WRITTEN TASK: Go through the lines below. Copy those with "text".

+++++

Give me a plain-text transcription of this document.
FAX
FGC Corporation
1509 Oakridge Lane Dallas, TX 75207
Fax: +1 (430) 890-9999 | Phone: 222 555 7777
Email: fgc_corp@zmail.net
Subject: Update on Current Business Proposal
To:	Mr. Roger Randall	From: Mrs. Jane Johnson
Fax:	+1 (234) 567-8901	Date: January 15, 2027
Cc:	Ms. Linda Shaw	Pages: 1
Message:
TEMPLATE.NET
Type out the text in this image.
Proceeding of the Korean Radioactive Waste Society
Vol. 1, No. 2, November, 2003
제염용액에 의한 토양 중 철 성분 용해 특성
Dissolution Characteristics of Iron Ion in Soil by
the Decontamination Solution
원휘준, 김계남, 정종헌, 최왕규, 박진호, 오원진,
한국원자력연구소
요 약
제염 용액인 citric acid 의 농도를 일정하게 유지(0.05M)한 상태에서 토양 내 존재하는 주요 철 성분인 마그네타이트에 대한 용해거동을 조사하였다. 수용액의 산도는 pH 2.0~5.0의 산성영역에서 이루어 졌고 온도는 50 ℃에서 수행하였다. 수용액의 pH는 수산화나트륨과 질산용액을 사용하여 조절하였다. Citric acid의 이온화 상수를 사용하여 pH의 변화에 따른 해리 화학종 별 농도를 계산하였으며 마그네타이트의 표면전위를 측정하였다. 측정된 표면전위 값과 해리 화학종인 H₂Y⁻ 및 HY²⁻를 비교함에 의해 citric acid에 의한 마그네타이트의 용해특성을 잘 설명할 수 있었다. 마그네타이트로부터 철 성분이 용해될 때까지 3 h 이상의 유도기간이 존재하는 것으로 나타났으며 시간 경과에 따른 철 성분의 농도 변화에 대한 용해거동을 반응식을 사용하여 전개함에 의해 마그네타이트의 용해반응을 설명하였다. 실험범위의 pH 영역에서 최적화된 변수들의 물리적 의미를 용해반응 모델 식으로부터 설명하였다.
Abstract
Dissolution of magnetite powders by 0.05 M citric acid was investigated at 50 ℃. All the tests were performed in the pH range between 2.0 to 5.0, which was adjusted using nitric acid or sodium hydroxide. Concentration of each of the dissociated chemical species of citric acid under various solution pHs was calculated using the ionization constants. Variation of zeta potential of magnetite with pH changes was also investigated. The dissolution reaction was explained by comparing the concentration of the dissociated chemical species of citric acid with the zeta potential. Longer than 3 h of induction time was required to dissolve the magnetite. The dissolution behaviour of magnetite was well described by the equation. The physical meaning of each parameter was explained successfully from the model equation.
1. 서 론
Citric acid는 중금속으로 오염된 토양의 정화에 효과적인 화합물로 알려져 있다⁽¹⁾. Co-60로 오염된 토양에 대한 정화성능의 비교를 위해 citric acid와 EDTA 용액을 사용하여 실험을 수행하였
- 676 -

+++++

RESULT OF THIS EXERCISE:
Give me a plain-text transcription of this document.
Type out the text in this image.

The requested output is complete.